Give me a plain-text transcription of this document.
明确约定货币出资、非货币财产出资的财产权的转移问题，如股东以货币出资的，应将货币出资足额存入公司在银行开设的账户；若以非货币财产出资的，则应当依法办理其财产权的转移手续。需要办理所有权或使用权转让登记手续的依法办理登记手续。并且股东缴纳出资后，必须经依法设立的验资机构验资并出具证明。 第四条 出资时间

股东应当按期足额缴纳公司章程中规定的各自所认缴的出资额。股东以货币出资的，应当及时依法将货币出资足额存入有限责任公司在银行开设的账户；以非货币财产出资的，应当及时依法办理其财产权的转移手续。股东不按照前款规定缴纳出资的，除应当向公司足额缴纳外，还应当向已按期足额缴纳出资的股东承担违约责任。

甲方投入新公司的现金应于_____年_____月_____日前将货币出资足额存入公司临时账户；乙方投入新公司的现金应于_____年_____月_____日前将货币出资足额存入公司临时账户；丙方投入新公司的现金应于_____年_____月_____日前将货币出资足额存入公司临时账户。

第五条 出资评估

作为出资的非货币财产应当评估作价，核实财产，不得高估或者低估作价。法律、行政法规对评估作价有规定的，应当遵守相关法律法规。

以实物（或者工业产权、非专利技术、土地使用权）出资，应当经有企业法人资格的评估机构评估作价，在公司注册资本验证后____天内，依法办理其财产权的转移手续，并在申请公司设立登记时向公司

=====

Directions: Reproduce the whole listing word for word.

Full response:
Give me a plain-text transcription of this document.
明确约定货币出资、非货币财产出资的财产权的转移问题，如股东以货币出资的，应将货币出资足额存入公司在银行开设的账户；若以非货币财产出资的，则应当依法办理其财产权的转移手续。需要办理所有权或使用权转让登记手续的依法办理登记手续。并且股东缴纳出资后，必须经依法设立的验资机构验资并出具证明。 第四条 出资时间

股东应当按期足额缴纳公司章程中规定的各自所认缴的出资额。股东以货币出资的，应当及时依法将货币出资足额存入有限责任公司在银行开设的账户；以非货币财产出资的，应当及时依法办理其财产权的转移手续。股东不按照前款规定缴纳出资的，除应当向公司足额缴纳外，还应当向已按期足额缴纳出资的股东承担违约责任。

甲方投入新公司的现金应于_____年_____月_____日前将货币出资足额存入公司临时账户；乙方投入新公司的现金应于_____年_____月_____日前将货币出资足额存入公司临时账户；丙方投入新公司的现金应于_____年_____月_____日前将货币出资足额存入公司临时账户。

第五条 出资评估

作为出资的非货币财产应当评估作价，核实财产，不得高估或者低估作价。法律、行政法规对评估作价有规定的，应当遵守相关法律法规。

以实物（或者工业产权、非专利技术、土地使用权）出资，应当经有企业法人资格的评估机构评估作价，在公司注册资本验证后____天内，依法办理其财产权的转移手续，并在申请公司设立登记时向公司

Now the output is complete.